_DATA ENTRIES_:
╔══
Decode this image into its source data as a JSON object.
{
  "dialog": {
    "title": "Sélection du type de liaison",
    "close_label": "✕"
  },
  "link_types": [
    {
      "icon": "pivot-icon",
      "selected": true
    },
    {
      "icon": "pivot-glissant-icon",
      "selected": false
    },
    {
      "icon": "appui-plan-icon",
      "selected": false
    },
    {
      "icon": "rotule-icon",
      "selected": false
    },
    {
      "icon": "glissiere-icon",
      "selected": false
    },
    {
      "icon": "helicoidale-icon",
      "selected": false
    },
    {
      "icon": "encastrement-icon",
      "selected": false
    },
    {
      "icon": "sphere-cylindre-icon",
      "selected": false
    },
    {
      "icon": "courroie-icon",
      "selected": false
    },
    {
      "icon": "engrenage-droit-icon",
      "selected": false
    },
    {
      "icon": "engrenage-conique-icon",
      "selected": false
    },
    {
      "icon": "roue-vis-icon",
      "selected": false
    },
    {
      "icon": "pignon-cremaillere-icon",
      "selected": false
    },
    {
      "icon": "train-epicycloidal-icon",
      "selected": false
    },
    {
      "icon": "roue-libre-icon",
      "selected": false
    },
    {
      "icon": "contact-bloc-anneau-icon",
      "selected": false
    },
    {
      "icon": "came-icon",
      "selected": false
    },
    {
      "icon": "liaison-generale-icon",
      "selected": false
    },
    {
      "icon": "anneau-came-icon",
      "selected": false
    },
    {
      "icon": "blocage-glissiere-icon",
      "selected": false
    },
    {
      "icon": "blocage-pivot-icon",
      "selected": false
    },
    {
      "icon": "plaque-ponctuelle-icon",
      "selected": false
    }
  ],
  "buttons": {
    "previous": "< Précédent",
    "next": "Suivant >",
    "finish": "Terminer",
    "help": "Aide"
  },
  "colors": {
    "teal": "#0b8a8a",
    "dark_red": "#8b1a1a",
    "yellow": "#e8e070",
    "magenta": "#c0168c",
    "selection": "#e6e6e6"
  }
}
╚══
_CHALLENGE_: Determine the number of lines where the string "anneau" occurs, and give that number only.

_EXERCISE ANSWER_: 2